_Written request_: List each line in which the string "anxious" appears.

_Stored data entries_:
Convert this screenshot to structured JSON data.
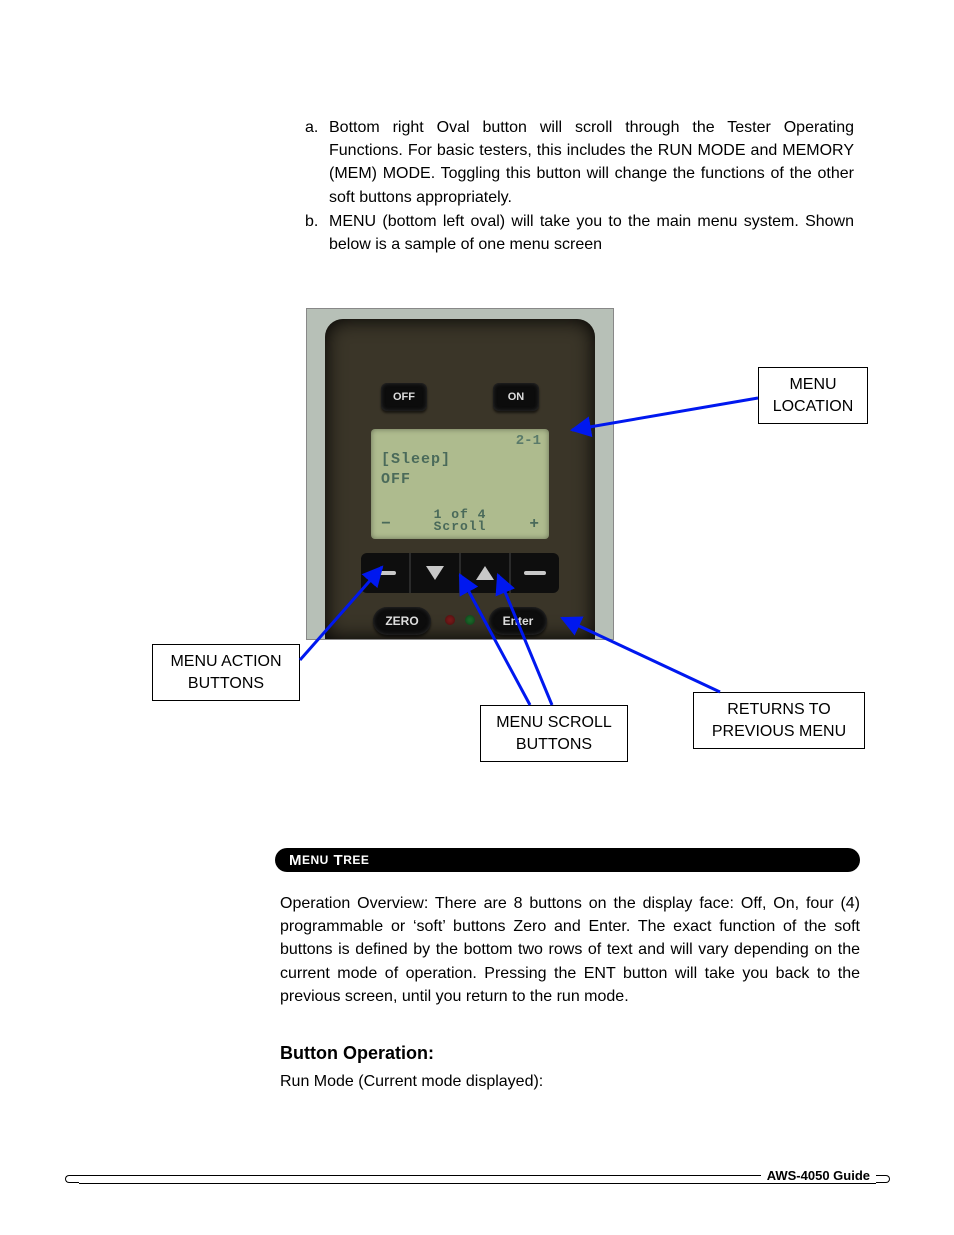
{
  "list": {
    "a_marker": "a.",
    "a_text": "Bottom right Oval button will scroll through the Tester Operating Functions.  For basic testers, this includes the RUN MODE and MEMORY (MEM) MODE.  Toggling this button will change the functions of the other soft buttons appropriately.",
    "b_marker": "b.",
    "b_text": "MENU (bottom left oval) will take you to the main menu system. Shown below is a sample of one menu screen"
  },
  "device": {
    "off_label": "OFF",
    "on_label": "ON",
    "lcd": {
      "topright": "2-1",
      "line1": "[Sleep]",
      "line2": "OFF",
      "center1": "1 of 4",
      "center2": "Scroll",
      "minus": "−",
      "plus": "+"
    },
    "zero_label": "ZERO",
    "enter_label": "Enter"
  },
  "callouts": {
    "menu_location": "MENU LOCATION",
    "menu_action": "MENU ACTION BUTTONS",
    "menu_scroll": "MENU SCROLL BUTTONS",
    "returns": "RETURNS TO PREVIOUS MENU"
  },
  "headings": {
    "menu_tree_M": "M",
    "menu_tree_enu": "ENU",
    "menu_tree_T": " T",
    "menu_tree_ree": "REE",
    "button_operation": "Button Operation:"
  },
  "paragraphs": {
    "overview": " Operation Overview: There are 8 buttons on the display face: Off, On, four (4) programmable or ‘soft’ buttons Zero and Enter.  The exact function of the soft buttons is defined by the bottom two rows of text and will vary depending on the current mode of operation. Pressing the ENT button will take you back to the previous screen, until you return to the run mode.",
    "run_mode": "Run Mode (Current mode displayed):"
  },
  "footer": {
    "guide": "AWS-4050 Guide"
  }
}
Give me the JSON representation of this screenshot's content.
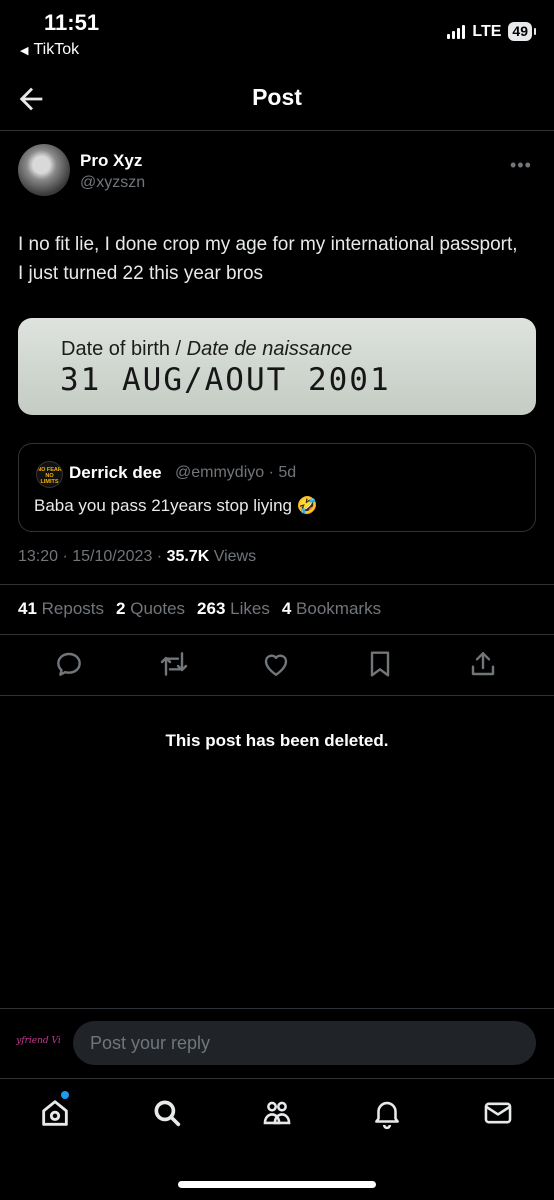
{
  "status_bar": {
    "time": "11:51",
    "back_app": "TikTok",
    "network": "LTE",
    "battery": "49"
  },
  "header": {
    "title": "Post"
  },
  "post": {
    "author_name": "Pro Xyz",
    "author_handle": "@xyzszn",
    "text": "I no fit lie, I done crop my age for my international passport, I just turned 22 this year bros",
    "media": {
      "label_en": "Date of birth",
      "label_sep": " / ",
      "label_fr": "Date de naissance",
      "value": "31 AUG/AOUT 2001"
    },
    "quote": {
      "author_name": "Derrick dee",
      "meta": "@emmydiyo · 5d",
      "text": "Baba you pass 21years stop liying 🤣",
      "avatar_text": "NO FEAR NO LIMITS"
    },
    "timestamp": "13:20 · 15/10/2023 · ",
    "views_count": "35.7K",
    "views_label": " Views",
    "stats": [
      {
        "count": "41",
        "label": "Reposts"
      },
      {
        "count": "2",
        "label": "Quotes"
      },
      {
        "count": "263",
        "label": "Likes"
      },
      {
        "count": "4",
        "label": "Bookmarks"
      }
    ]
  },
  "deleted_notice": "This post has been deleted.",
  "reply": {
    "placeholder": "Post your reply",
    "avatar_text": "Boyfriend Ville"
  },
  "colors": {
    "background": "#000000",
    "text": "#e7e9ea",
    "muted": "#71767b",
    "divider": "#2f3336",
    "accent": "#1d9bf0"
  },
  "icons": {
    "back": "arrow-left-icon",
    "actions": [
      "reply-icon",
      "repost-icon",
      "like-icon",
      "bookmark-icon",
      "share-icon"
    ],
    "nav": [
      "home-icon",
      "search-icon",
      "communities-icon",
      "notifications-icon",
      "messages-icon"
    ]
  }
}
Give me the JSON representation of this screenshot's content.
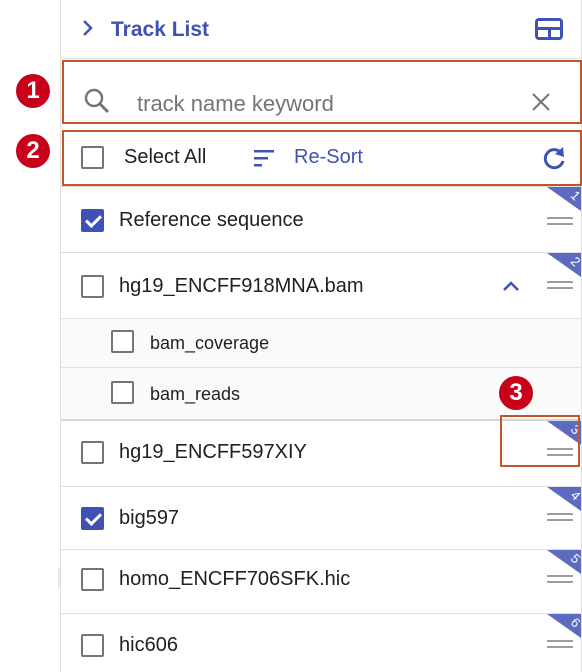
{
  "header": {
    "title": "Track List"
  },
  "search": {
    "placeholder": "track name keyword",
    "value": ""
  },
  "select_bar": {
    "select_all_label": "Select All",
    "resort_label": "Re-Sort"
  },
  "tracks": [
    {
      "label": "Reference sequence",
      "checked": true,
      "order": "1"
    },
    {
      "label": "hg19_ENCFF918MNA.bam",
      "checked": false,
      "order": "2",
      "expanded": true,
      "children": [
        {
          "label": "bam_coverage",
          "checked": false
        },
        {
          "label": "bam_reads",
          "checked": false
        }
      ]
    },
    {
      "label": "hg19_ENCFF597XIY",
      "checked": false,
      "order": "3"
    },
    {
      "label": "big597",
      "checked": true,
      "order": "4"
    },
    {
      "label": "homo_ENCFF706SFK.hic",
      "checked": false,
      "order": "5"
    },
    {
      "label": "hic606",
      "checked": false,
      "order": "6"
    }
  ],
  "annotations": {
    "badge_1": "1",
    "badge_2": "2",
    "badge_3": "3"
  },
  "colors": {
    "accent": "#3f51b5",
    "annotation_box": "#c0562a",
    "badge": "#c9001a"
  },
  "icons": [
    "chevron-right-icon",
    "layout-toggle-icon",
    "search-icon",
    "close-icon",
    "sort-icon",
    "refresh-icon",
    "chevron-up-icon",
    "drag-handle-icon"
  ]
}
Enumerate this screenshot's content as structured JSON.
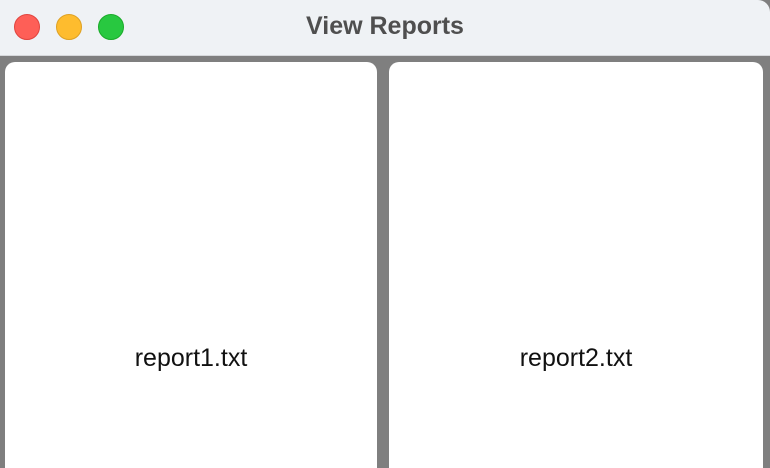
{
  "window": {
    "title": "View Reports"
  },
  "reports": [
    {
      "filename": "report1.txt"
    },
    {
      "filename": "report2.txt"
    }
  ],
  "colors": {
    "close": "#fe5f57",
    "minimize": "#febc2e",
    "zoom": "#28c840",
    "titlebar_bg": "#eff2f5",
    "content_bg": "#7f7f7f",
    "panel_bg": "#ffffff"
  }
}
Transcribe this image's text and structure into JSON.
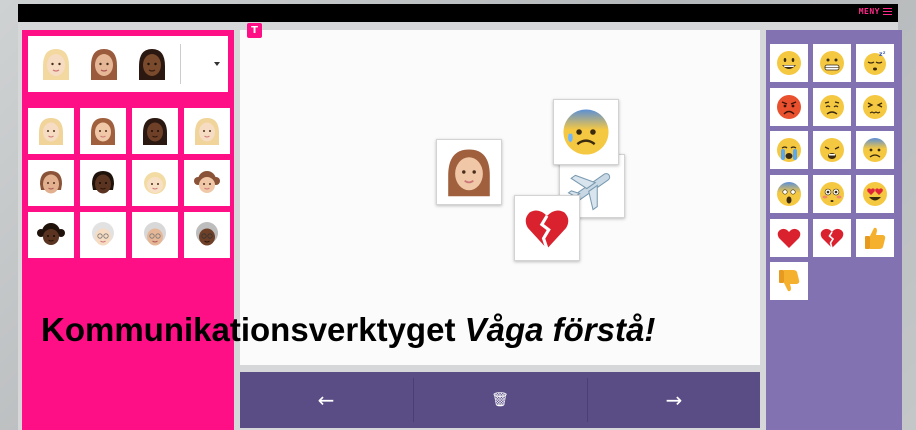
{
  "header": {
    "menu_label": "MENY"
  },
  "workspace": {
    "badge_label": "T"
  },
  "nav": {
    "back_label": "←",
    "trash_label": "🗑",
    "forward_label": "→"
  },
  "caption": {
    "main": "Kommunikationsverktyget ",
    "italic": "Våga förstå!"
  },
  "colors": {
    "pink": "#ff0f86",
    "purple_panel": "#8272b2",
    "nav_bar": "#5a4d86",
    "black_bar": "#000000"
  },
  "left_panel": {
    "skin_selector": [
      "woman-light-icon",
      "woman-medium-icon",
      "woman-dark-icon"
    ],
    "faces": [
      "woman-blonde-icon",
      "woman-brown-icon",
      "woman-dark-icon",
      "woman-blonde-icon",
      "woman-medium-icon",
      "woman-dark-icon",
      "girl-blonde-icon",
      "girl-brown-icon",
      "girl-dark-icon",
      "old-woman-icon",
      "old-woman-icon",
      "old-woman-dark-icon"
    ]
  },
  "canvas_cards": [
    "woman-brown-icon",
    "anxious-face-icon",
    "airplane-icon",
    "broken-heart-icon"
  ],
  "right_panel": {
    "emojis": [
      "grinning-face-icon",
      "grimacing-face-icon",
      "sleeping-face-icon",
      "angry-face-icon",
      "confounded-face-icon",
      "persevering-face-icon",
      "crying-face-icon",
      "weary-face-icon",
      "anxious-face-icon",
      "screaming-face-icon",
      "flushed-face-icon",
      "heart-eyes-face-icon",
      "red-heart-icon",
      "broken-heart-icon",
      "thumbs-up-icon",
      "thumbs-down-icon"
    ]
  }
}
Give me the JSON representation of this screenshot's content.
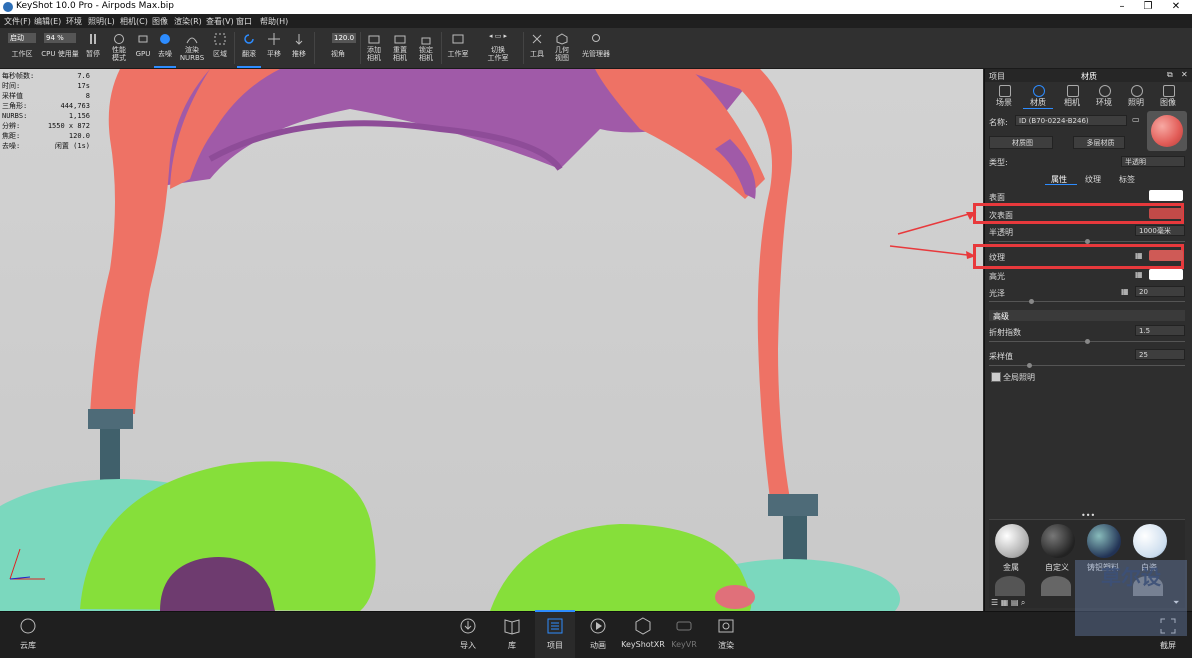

_Output of the task_:
    "anxious-face-icon",
      "anxious-face-icon",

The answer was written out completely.